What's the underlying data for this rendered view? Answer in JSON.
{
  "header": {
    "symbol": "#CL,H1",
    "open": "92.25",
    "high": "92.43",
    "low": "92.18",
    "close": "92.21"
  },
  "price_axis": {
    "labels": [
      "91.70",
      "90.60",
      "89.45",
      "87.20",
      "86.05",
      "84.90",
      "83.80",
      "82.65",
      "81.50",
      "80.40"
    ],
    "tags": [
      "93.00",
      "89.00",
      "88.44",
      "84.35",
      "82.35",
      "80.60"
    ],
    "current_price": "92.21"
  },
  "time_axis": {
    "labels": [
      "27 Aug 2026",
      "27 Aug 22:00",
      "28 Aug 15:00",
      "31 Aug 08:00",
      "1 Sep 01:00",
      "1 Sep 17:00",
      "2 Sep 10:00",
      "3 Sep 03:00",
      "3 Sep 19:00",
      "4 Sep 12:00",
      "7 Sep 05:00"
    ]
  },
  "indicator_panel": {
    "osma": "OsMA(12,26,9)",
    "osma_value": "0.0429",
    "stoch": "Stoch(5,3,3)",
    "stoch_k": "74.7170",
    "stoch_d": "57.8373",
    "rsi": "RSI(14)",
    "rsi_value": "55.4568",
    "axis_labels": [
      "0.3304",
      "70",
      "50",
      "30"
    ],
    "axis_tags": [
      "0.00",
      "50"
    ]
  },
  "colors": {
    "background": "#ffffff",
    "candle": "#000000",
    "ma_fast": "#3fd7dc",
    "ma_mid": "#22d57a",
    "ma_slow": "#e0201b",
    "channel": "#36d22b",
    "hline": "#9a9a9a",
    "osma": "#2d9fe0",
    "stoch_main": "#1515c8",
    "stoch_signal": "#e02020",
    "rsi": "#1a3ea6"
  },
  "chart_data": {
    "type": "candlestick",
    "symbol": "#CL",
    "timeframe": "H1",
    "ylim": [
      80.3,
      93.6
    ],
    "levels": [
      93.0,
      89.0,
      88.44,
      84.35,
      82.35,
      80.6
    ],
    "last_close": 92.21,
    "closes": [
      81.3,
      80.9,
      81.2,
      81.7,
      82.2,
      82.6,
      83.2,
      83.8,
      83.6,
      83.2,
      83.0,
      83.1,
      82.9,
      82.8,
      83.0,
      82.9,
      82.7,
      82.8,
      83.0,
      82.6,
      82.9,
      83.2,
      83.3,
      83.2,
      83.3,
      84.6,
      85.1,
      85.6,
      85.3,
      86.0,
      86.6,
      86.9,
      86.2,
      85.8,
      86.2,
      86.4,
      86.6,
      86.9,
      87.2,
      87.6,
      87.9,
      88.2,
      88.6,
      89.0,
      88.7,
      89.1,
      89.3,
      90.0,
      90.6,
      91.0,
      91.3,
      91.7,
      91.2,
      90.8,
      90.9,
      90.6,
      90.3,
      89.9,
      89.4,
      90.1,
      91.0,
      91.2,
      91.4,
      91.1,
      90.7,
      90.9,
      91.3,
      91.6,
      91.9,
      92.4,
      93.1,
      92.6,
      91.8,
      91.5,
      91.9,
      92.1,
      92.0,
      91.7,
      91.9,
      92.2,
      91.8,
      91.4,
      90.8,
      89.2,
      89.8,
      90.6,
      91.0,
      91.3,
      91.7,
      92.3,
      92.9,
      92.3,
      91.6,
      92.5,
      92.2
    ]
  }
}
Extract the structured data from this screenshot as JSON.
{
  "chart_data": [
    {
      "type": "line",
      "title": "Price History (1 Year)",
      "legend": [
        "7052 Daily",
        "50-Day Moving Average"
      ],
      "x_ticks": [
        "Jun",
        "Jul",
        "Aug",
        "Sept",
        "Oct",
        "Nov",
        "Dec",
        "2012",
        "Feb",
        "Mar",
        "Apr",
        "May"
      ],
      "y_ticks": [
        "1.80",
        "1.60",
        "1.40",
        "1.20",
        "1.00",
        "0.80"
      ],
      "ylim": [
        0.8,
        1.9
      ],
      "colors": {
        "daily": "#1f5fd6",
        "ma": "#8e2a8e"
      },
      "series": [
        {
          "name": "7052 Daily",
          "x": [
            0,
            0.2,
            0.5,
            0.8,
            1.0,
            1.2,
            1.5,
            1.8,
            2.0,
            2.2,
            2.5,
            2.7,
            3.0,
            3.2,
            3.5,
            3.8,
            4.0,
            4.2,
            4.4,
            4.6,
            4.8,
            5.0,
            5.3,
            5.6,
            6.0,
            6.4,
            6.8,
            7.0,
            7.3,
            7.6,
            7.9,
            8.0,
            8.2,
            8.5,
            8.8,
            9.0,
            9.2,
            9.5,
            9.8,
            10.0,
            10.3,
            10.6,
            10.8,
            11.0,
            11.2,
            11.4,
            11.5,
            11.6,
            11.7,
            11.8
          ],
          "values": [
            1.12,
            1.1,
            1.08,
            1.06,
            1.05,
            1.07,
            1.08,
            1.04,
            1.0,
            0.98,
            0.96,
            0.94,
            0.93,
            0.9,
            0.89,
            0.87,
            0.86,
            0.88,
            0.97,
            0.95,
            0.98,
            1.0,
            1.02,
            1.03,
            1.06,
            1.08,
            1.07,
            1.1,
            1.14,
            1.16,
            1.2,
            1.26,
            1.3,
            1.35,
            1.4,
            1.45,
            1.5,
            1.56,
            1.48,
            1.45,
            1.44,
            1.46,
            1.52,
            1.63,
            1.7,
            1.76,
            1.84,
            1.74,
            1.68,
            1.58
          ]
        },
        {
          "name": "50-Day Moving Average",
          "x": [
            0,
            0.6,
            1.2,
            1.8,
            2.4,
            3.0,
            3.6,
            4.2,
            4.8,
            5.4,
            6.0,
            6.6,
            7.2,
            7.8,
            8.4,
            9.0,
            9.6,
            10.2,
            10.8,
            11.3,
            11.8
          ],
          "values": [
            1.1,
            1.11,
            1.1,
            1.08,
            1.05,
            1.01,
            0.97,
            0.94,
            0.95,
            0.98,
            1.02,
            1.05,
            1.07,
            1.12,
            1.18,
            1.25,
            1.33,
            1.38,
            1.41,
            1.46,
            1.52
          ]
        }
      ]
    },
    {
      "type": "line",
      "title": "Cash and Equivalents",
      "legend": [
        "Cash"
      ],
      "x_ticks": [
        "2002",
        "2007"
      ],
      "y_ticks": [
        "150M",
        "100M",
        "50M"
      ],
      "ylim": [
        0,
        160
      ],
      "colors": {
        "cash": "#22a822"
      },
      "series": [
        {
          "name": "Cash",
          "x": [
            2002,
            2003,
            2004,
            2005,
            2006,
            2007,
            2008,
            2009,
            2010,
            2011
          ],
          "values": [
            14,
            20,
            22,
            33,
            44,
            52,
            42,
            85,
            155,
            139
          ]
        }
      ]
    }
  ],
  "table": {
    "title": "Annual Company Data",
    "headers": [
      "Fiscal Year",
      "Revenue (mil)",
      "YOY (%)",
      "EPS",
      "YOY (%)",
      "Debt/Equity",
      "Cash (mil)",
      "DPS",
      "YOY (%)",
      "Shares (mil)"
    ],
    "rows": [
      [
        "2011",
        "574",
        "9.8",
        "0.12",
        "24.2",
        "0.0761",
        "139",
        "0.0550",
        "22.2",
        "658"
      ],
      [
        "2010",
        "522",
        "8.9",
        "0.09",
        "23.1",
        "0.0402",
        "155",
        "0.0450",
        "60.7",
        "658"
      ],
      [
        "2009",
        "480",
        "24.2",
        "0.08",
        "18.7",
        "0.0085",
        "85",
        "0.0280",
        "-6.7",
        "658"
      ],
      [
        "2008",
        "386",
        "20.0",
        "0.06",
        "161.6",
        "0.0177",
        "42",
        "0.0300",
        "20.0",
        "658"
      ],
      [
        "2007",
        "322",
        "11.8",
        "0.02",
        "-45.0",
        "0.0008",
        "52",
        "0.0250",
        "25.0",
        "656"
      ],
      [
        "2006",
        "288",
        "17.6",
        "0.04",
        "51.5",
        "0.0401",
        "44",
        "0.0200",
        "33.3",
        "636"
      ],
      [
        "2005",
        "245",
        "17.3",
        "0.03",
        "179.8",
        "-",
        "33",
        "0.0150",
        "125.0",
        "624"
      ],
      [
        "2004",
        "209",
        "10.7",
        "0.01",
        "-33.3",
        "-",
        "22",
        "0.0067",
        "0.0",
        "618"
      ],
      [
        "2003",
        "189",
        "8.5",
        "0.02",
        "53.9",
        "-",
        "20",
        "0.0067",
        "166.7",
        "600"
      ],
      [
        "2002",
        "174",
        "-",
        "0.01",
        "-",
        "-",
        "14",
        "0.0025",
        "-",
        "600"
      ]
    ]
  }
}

=-=-=

### Challenge
In the lines above, locate the string "Year". Copy every line where it occurs.

### Solved exercise
      "title": "Price History (1 Year)",
      "Fiscal Year",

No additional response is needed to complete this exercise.